Required work:
Tally every line featuring "JSON", then give that tally alone.
+ + + + +
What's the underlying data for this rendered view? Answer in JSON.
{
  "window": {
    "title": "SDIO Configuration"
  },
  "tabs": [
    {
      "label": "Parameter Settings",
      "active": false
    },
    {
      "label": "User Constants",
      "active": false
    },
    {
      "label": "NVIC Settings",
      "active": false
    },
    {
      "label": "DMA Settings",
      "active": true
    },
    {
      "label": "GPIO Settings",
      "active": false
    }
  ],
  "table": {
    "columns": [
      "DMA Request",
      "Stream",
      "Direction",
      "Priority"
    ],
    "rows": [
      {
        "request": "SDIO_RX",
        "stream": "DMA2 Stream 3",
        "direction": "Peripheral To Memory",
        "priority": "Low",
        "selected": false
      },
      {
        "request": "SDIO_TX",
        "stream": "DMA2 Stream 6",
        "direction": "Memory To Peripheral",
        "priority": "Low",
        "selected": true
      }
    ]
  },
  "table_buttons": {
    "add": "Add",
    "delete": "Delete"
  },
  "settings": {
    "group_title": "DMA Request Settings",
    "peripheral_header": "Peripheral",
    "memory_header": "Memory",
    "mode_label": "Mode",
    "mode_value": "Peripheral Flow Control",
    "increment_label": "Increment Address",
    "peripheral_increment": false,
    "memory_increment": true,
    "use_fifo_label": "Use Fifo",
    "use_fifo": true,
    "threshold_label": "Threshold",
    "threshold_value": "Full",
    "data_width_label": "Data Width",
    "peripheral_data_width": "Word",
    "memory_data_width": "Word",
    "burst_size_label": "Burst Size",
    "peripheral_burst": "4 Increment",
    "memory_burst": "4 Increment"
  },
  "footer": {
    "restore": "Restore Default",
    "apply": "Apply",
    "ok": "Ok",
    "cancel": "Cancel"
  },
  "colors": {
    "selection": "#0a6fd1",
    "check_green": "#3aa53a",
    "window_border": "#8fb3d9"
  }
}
+ + + + +
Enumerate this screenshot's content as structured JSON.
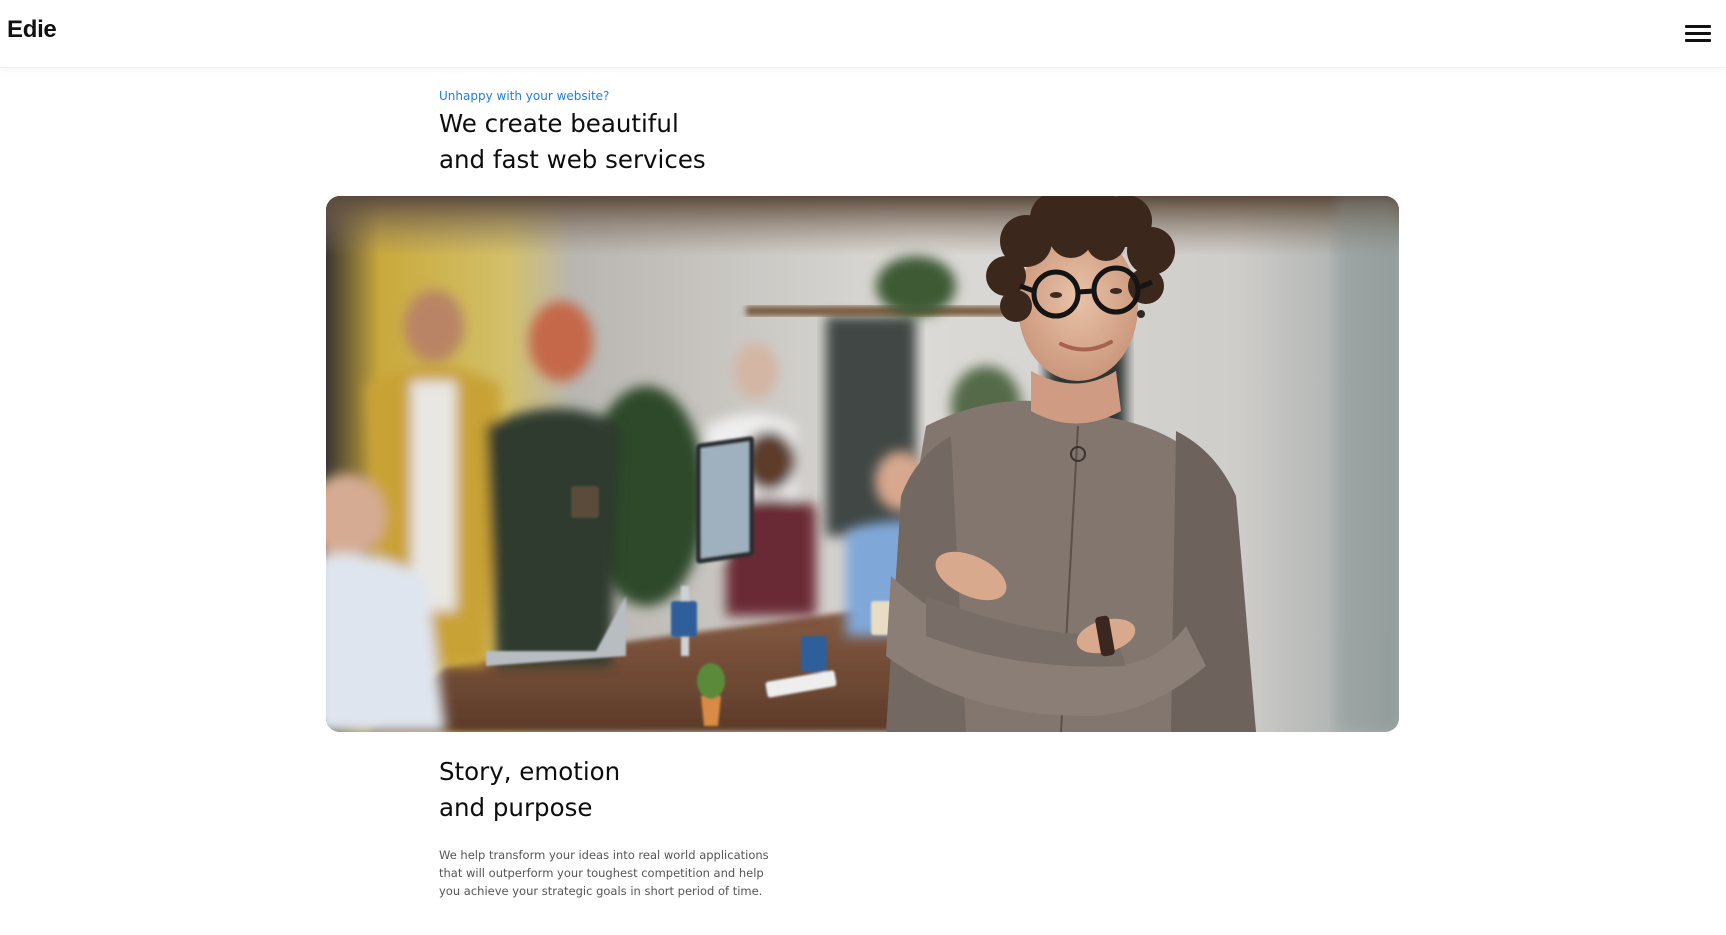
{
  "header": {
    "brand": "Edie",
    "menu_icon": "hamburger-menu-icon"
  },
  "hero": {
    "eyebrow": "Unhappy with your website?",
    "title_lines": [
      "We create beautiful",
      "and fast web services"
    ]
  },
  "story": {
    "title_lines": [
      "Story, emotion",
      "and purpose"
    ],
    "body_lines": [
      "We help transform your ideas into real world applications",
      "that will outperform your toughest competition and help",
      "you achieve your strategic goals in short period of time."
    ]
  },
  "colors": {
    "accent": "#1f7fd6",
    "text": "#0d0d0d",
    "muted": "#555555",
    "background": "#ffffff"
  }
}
+ + + + +
Answer below:
2